EXERCISE: Could you output each line of the data that follows exactly?

===== SOURCE RECORDS =====

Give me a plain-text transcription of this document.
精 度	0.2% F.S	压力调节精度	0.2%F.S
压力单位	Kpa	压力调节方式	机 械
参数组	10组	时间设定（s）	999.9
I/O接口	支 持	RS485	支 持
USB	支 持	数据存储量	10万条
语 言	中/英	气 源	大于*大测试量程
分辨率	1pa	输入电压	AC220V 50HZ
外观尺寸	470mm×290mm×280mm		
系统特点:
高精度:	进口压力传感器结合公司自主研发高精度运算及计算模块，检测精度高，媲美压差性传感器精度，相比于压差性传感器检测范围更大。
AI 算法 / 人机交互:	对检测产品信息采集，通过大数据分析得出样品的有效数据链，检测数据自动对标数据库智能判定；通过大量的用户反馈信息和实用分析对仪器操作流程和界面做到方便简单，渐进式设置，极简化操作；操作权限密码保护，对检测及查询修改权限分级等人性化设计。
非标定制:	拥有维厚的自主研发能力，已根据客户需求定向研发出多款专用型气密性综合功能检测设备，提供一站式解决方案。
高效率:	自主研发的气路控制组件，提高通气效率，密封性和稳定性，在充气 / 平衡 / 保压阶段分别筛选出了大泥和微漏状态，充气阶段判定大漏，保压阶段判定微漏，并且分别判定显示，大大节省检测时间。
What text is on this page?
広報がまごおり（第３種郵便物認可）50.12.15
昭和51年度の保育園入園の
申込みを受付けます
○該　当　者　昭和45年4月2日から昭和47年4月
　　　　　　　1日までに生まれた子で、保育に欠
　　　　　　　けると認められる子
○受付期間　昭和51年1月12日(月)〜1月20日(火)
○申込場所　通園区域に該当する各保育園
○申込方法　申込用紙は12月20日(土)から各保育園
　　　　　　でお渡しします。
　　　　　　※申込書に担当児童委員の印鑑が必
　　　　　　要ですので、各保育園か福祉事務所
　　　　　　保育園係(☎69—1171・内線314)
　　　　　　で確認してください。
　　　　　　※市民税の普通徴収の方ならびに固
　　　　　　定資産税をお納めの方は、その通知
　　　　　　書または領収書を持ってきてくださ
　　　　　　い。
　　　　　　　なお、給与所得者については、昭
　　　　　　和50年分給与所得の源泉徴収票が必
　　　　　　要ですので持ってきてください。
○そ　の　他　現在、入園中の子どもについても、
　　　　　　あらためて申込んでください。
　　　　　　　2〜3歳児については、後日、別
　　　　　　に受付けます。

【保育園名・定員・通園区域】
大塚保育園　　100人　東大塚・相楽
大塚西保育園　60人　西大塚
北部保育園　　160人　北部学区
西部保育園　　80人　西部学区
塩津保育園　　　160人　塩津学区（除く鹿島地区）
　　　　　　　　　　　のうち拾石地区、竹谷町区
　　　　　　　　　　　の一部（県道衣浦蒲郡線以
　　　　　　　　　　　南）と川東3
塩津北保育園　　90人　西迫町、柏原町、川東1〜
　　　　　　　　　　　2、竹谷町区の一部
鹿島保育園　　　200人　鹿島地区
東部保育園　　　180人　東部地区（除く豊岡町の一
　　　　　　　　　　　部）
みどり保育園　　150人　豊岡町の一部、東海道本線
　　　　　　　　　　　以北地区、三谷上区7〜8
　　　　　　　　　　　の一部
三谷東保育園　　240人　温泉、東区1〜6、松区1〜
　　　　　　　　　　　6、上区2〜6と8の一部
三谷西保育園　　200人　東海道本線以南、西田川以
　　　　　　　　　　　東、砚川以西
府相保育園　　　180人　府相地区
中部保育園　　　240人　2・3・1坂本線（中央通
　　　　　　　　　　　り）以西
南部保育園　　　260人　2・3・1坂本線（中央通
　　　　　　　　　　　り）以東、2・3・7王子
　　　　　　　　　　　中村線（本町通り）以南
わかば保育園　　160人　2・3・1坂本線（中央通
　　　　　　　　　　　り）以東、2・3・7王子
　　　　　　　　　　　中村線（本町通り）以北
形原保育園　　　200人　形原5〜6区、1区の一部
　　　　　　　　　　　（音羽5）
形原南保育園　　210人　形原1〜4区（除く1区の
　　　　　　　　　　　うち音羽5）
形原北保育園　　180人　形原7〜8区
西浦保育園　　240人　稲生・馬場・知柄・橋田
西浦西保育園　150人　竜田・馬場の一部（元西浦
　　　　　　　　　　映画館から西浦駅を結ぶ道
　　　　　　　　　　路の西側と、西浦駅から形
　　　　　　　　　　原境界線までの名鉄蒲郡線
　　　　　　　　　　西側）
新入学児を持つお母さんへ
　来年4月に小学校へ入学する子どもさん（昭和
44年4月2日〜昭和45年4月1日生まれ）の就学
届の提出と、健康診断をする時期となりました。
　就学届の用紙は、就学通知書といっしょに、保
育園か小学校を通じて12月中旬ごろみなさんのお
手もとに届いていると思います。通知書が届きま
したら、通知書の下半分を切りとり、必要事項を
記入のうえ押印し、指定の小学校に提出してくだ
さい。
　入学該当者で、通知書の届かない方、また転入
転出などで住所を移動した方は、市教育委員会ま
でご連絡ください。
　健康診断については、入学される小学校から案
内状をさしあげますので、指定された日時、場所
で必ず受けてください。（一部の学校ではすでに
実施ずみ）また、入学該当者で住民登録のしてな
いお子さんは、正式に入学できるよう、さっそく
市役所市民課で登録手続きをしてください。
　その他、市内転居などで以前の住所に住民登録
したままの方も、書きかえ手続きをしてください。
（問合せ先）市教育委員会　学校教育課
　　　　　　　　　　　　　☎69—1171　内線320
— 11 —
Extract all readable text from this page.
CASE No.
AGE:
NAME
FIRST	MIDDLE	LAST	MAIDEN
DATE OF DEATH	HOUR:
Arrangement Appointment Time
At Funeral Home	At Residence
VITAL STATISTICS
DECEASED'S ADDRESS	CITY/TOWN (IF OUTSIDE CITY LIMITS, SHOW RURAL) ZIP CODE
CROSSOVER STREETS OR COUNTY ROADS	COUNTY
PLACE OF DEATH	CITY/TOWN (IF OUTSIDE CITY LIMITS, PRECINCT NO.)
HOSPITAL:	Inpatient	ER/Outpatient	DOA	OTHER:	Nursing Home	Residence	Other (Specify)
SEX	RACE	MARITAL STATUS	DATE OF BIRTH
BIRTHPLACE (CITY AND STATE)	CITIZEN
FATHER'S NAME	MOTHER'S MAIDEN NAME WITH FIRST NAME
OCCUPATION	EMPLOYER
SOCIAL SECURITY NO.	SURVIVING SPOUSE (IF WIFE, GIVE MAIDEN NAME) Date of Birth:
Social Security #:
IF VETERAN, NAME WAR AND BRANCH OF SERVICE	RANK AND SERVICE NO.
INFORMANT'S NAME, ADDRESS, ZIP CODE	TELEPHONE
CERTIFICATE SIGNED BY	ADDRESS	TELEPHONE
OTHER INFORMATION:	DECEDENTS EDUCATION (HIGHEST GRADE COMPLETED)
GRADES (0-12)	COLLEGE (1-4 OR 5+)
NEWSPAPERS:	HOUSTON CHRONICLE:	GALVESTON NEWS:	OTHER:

=====

OUTPUT:
Give me a plain-text transcription of this document.
精 度	0.2% F.S	压力调节精度	0.2%F.S
压力单位	Kpa	压力调节方式	机 械
参数组	10组	时间设定（s）	999.9
I/O接口	支 持	RS485	支 持
USB	支 持	数据存储量	10万条
语 言	中/英	气 源	大于*大测试量程
分辨率	1pa	输入电压	AC220V 50HZ
外观尺寸	470mm×290mm×280mm		
系统特点:
高精度:	进口压力传感器结合公司自主研发高精度运算及计算模块，检测精度高，媲美压差性传感器精度，相比于压差性传感器检测范围更大。
AI 算法 / 人机交互:	对检测产品信息采集，通过大数据分析得出样品的有效数据链，检测数据自动对标数据库智能判定；通过大量的用户反馈信息和实用分析对仪器操作流程和界面做到方便简单，渐进式设置，极简化操作；操作权限密码保护，对检测及查询修改权限分级等人性化设计。
非标定制:	拥有维厚的自主研发能力，已根据客户需求定向研发出多款专用型气密性综合功能检测设备，提供一站式解决方案。
高效率:	自主研发的气路控制组件，提高通气效率，密封性和稳定性，在充气 / 平衡 / 保压阶段分别筛选出了大泥和微漏状态，充气阶段判定大漏，保压阶段判定微漏，并且分别判定显示，大大节省检测时间。
What text is on this page?
広報がまごおり（第３種郵便物認可）50.12.15
昭和51年度の保育園入園の
申込みを受付けます
○該　当　者　昭和45年4月2日から昭和47年4月
　　　　　　　1日までに生まれた子で、保育に欠
　　　　　　　けると認められる子
○受付期間　昭和51年1月12日(月)〜1月20日(火)
○申込場所　通園区域に該当する各保育園
○申込方法　申込用紙は12月20日(土)から各保育園
　　　　　　でお渡しします。
　　　　　　※申込書に担当児童委員の印鑑が必
　　　　　　要ですので、各保育園か福祉事務所
　　　　　　保育園係(☎69—1171・内線314)
　　　　　　で確認してください。
　　　　　　※市民税の普通徴収の方ならびに固
　　　　　　定資産税をお納めの方は、その通知
　　　　　　書または領収書を持ってきてくださ
　　　　　　い。
　　　　　　　なお、給与所得者については、昭
　　　　　　和50年分給与所得の源泉徴収票が必
　　　　　　要ですので持ってきてください。
○そ　の　他　現在、入園中の子どもについても、
　　　　　　あらためて申込んでください。
　　　　　　　2〜3歳児については、後日、別
　　　　　　に受付けます。

【保育園名・定員・通園区域】
大塚保育園　　100人　東大塚・相楽
大塚西保育園　60人　西大塚
北部保育園　　160人　北部学区
西部保育園　　80人　西部学区
塩津保育園　　　160人　塩津学区（除く鹿島地区）
　　　　　　　　　　　のうち拾石地区、竹谷町区
　　　　　　　　　　　の一部（県道衣浦蒲郡線以
　　　　　　　　　　　南）と川東3
塩津北保育園　　90人　西迫町、柏原町、川東1〜
　　　　　　　　　　　2、竹谷町区の一部
鹿島保育園　　　200人　鹿島地区
東部保育園　　　180人　東部地区（除く豊岡町の一
　　　　　　　　　　　部）
みどり保育園　　150人　豊岡町の一部、東海道本線
　　　　　　　　　　　以北地区、三谷上区7〜8
　　　　　　　　　　　の一部
三谷東保育園　　240人　温泉、東区1〜6、松区1〜
　　　　　　　　　　　6、上区2〜6と8の一部
三谷西保育園　　200人　東海道本線以南、西田川以
　　　　　　　　　　　東、砚川以西
府相保育園　　　180人　府相地区
中部保育園　　　240人　2・3・1坂本線（中央通
　　　　　　　　　　　り）以西
南部保育園　　　260人　2・3・1坂本線（中央通
　　　　　　　　　　　り）以東、2・3・7王子
　　　　　　　　　　　中村線（本町通り）以南
わかば保育園　　160人　2・3・1坂本線（中央通
　　　　　　　　　　　り）以東、2・3・7王子
　　　　　　　　　　　中村線（本町通り）以北
形原保育園　　　200人　形原5〜6区、1区の一部
　　　　　　　　　　　（音羽5）
形原南保育園　　210人　形原1〜4区（除く1区の
　　　　　　　　　　　うち音羽5）
形原北保育園　　180人　形原7〜8区
西浦保育園　　240人　稲生・馬場・知柄・橋田
西浦西保育園　150人　竜田・馬場の一部（元西浦
　　　　　　　　　　映画館から西浦駅を結ぶ道
　　　　　　　　　　路の西側と、西浦駅から形
　　　　　　　　　　原境界線までの名鉄蒲郡線
　　　　　　　　　　西側）
新入学児を持つお母さんへ
　来年4月に小学校へ入学する子どもさん（昭和
44年4月2日〜昭和45年4月1日生まれ）の就学
届の提出と、健康診断をする時期となりました。
　就学届の用紙は、就学通知書といっしょに、保
育園か小学校を通じて12月中旬ごろみなさんのお
手もとに届いていると思います。通知書が届きま
したら、通知書の下半分を切りとり、必要事項を
記入のうえ押印し、指定の小学校に提出してくだ
さい。
　入学該当者で、通知書の届かない方、また転入
転出などで住所を移動した方は、市教育委員会ま
でご連絡ください。
　健康診断については、入学される小学校から案
内状をさしあげますので、指定された日時、場所
で必ず受けてください。（一部の学校ではすでに
実施ずみ）また、入学該当者で住民登録のしてな
いお子さんは、正式に入学できるよう、さっそく
市役所市民課で登録手続きをしてください。
　その他、市内転居などで以前の住所に住民登録
したままの方も、書きかえ手続きをしてください。
（問合せ先）市教育委員会　学校教育課
　　　　　　　　　　　　　☎69—1171　内線320
— 11 —
Extract all readable text from this page.
CASE No.
AGE:
NAME
FIRST	MIDDLE	LAST	MAIDEN
DATE OF DEATH	HOUR:
Arrangement Appointment Time
At Funeral Home	At Residence
VITAL STATISTICS
DECEASED'S ADDRESS	CITY/TOWN (IF OUTSIDE CITY LIMITS, SHOW RURAL) ZIP CODE
CROSSOVER STREETS OR COUNTY ROADS	COUNTY
PLACE OF DEATH	CITY/TOWN (IF OUTSIDE CITY LIMITS, PRECINCT NO.)
HOSPITAL:	Inpatient	ER/Outpatient	DOA	OTHER:	Nursing Home	Residence	Other (Specify)
SEX	RACE	MARITAL STATUS	DATE OF BIRTH
BIRTHPLACE (CITY AND STATE)	CITIZEN
FATHER'S NAME	MOTHER'S MAIDEN NAME WITH FIRST NAME
OCCUPATION	EMPLOYER
SOCIAL SECURITY NO.	SURVIVING SPOUSE (IF WIFE, GIVE MAIDEN NAME) Date of Birth:
Social Security #:
IF VETERAN, NAME WAR AND BRANCH OF SERVICE	RANK AND SERVICE NO.
INFORMANT'S NAME, ADDRESS, ZIP CODE	TELEPHONE
CERTIFICATE SIGNED BY	ADDRESS	TELEPHONE
OTHER INFORMATION:	DECEDENTS EDUCATION (HIGHEST GRADE COMPLETED)
GRADES (0-12)	COLLEGE (1-4 OR 5+)
NEWSPAPERS:	HOUSTON CHRONICLE:	GALVESTON NEWS:	OTHER:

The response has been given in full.